<<<<

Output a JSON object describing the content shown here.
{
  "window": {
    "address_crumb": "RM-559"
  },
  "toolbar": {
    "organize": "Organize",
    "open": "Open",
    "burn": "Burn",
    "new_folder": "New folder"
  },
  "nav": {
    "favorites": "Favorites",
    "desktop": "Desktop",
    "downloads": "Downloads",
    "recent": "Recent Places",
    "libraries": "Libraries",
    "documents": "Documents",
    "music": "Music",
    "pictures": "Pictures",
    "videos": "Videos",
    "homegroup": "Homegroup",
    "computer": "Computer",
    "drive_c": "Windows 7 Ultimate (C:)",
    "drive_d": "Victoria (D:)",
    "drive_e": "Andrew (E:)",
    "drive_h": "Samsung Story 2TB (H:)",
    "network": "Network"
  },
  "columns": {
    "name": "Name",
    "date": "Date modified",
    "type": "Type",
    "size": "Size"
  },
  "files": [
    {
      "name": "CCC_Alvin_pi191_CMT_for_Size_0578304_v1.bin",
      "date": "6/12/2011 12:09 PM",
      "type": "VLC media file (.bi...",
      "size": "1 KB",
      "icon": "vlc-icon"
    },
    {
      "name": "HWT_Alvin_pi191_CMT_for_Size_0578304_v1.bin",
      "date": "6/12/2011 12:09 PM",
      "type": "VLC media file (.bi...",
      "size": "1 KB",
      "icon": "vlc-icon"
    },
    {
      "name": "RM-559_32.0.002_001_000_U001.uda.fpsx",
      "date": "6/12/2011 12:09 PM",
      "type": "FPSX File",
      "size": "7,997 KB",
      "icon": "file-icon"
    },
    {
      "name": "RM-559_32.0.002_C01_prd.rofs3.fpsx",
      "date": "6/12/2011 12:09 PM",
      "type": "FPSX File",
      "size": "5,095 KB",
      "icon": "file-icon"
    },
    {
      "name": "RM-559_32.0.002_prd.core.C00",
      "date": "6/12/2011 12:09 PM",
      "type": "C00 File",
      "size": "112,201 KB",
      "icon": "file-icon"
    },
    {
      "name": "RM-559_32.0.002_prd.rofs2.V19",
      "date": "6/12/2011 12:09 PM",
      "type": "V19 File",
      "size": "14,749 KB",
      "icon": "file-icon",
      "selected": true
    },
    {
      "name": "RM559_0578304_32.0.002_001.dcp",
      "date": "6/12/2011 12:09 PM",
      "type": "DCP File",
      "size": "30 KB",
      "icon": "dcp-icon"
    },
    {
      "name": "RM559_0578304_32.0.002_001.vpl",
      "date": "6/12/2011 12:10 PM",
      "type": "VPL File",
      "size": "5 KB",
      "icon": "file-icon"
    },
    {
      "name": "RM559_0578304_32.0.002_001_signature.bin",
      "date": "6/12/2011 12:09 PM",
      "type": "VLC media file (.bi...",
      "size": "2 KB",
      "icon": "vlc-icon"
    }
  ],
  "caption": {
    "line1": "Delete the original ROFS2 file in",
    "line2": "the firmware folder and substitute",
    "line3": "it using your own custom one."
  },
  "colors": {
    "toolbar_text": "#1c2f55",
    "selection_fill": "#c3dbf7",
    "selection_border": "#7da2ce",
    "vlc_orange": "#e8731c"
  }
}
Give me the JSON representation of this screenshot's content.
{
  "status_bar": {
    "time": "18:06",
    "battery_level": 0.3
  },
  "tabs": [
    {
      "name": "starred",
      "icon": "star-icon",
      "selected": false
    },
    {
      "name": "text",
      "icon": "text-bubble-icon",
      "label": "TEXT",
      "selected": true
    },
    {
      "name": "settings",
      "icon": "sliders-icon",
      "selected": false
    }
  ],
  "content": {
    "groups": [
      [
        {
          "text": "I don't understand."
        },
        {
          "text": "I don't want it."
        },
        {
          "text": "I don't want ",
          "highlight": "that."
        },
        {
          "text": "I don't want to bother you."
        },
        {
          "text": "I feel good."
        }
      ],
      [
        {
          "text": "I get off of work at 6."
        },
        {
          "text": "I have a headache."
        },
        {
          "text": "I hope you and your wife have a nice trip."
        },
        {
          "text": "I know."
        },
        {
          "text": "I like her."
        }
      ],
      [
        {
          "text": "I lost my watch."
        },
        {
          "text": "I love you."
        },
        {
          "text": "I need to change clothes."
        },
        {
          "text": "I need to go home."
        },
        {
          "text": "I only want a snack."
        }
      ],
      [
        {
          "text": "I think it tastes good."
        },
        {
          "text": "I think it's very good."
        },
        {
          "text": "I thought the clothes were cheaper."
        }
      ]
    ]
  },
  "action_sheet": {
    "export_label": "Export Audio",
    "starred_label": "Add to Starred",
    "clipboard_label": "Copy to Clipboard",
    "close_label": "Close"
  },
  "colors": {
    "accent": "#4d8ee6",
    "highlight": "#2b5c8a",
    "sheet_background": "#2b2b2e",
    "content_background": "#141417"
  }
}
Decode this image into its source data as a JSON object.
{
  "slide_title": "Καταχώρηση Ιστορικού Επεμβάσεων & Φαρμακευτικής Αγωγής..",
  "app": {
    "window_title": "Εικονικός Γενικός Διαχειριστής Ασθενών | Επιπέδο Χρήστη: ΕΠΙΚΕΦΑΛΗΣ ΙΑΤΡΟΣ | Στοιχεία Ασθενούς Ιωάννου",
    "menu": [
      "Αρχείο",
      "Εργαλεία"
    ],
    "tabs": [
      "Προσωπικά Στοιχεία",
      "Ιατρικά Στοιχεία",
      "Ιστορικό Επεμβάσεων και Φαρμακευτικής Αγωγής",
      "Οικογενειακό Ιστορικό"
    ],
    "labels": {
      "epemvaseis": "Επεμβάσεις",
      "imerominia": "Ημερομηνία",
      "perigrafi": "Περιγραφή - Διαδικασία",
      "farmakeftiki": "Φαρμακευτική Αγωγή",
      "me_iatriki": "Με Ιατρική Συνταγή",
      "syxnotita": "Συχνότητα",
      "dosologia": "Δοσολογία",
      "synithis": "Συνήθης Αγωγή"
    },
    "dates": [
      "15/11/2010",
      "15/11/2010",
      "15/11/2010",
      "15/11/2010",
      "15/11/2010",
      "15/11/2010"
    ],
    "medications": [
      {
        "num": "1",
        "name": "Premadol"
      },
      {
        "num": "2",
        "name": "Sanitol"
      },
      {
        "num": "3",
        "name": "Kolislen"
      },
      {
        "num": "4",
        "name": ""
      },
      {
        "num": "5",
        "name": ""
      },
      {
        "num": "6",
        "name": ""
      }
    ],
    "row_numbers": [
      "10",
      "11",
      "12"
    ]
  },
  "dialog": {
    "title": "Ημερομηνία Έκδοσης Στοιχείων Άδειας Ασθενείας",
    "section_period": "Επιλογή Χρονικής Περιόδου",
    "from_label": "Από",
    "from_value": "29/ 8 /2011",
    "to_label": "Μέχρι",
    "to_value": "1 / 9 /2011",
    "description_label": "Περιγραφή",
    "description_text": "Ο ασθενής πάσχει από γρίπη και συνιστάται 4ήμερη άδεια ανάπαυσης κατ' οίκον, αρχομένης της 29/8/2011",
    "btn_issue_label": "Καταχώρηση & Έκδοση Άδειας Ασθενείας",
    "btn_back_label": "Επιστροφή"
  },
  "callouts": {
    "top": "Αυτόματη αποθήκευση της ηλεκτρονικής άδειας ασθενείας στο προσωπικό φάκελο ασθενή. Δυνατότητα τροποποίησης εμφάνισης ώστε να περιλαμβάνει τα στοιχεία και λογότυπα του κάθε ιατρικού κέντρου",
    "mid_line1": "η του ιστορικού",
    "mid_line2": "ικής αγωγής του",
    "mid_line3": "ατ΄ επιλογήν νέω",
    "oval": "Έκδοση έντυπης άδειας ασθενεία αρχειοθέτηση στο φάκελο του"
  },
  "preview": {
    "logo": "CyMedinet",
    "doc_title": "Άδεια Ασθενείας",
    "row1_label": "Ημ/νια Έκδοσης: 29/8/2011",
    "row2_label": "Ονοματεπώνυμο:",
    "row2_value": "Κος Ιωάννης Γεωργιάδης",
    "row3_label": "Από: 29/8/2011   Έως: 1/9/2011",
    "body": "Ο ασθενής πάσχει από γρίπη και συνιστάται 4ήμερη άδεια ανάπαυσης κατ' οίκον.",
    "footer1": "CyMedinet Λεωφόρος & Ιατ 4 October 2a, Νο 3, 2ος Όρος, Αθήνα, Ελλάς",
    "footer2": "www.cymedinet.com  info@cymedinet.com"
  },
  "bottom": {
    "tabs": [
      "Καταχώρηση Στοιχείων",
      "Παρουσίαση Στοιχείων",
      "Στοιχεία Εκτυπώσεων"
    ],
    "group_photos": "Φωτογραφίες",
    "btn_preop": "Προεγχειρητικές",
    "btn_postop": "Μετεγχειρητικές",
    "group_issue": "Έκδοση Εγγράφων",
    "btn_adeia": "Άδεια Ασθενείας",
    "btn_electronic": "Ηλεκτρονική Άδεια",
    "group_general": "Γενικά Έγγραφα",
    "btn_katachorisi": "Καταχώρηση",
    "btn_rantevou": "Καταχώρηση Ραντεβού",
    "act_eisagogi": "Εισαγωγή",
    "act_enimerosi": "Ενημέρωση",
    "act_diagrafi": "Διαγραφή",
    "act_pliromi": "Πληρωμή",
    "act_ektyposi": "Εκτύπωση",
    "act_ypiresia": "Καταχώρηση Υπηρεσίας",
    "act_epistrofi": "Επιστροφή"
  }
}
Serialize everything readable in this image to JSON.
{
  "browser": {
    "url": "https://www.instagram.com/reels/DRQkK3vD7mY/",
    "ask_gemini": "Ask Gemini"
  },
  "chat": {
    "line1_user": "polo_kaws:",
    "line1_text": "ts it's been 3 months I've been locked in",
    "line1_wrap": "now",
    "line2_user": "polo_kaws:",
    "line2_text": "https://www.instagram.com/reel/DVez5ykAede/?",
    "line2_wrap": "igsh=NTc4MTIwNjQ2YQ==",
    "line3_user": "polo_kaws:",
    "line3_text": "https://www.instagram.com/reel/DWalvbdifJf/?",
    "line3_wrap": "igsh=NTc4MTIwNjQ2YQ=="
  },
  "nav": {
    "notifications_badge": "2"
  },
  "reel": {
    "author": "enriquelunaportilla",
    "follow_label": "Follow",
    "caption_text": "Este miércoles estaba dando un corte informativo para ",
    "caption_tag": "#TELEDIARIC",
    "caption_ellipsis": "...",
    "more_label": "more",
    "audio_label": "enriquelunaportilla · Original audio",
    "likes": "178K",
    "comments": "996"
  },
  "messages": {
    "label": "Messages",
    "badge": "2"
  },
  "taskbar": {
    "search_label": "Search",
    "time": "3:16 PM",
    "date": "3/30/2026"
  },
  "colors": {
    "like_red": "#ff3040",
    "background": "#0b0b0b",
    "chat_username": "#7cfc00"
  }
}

>>>>

> _Written exercise_: Of the lines in the records, determine how many contain the word "οίκον", and report that number alone.

> _Written solution_: 2